### What the task requires
Leave out the pictures and copy everything else below exactly.

+ + + + +

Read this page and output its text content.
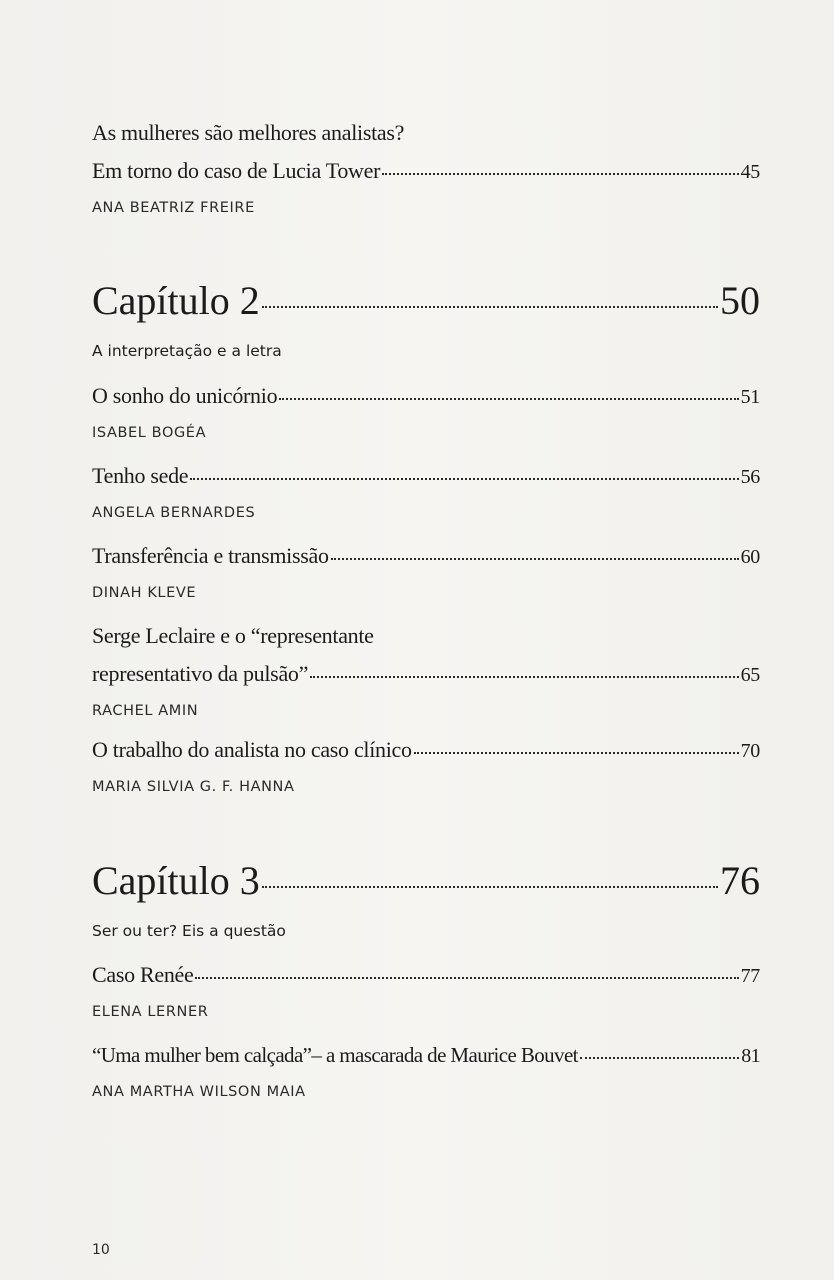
As mulheres são melhores analistas?
Em torno do caso de Lucia Tower	45
ANA BEATRIZ FREIRE
Capítulo 2	50
A interpretação e a letra
O sonho do unicórnio	51
ISABEL BOGÉA
Tenho sede	56
ANGELA BERNARDES
Transferência e transmissão	60
DINAH KLEVE
Serge Leclaire e o “representante
representativo da pulsão”	65
RACHEL AMIN
O trabalho do analista no caso clínico	70
MARIA SILVIA G. F. HANNA
Capítulo 3	76
Ser ou ter? Eis a questão
Caso Renée	77
ELENA LERNER
“Uma mulher bem calçada”– a mascarada de Maurice Bouvet	81
ANA MARTHA WILSON MAIA
10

+ + + + +

### Exercise output
Read this page and output its text content.
As mulheres são melhores analistas?
Em torno do caso de Lucia Tower	45
ANA BEATRIZ FREIRE
Capítulo 2	50
A interpretação e a letra
O sonho do unicórnio	51
ISABEL BOGÉA
Tenho sede	56
ANGELA BERNARDES
Transferência e transmissão	60
DINAH KLEVE
Serge Leclaire e o “representante
representativo da pulsão”	65
RACHEL AMIN
O trabalho do analista no caso clínico	70
MARIA SILVIA G. F. HANNA
Capítulo 3	76
Ser ou ter? Eis a questão
Caso Renée	77
ELENA LERNER
“Uma mulher bem calçada”– a mascarada de Maurice Bouvet	81
ANA MARTHA WILSON MAIA
10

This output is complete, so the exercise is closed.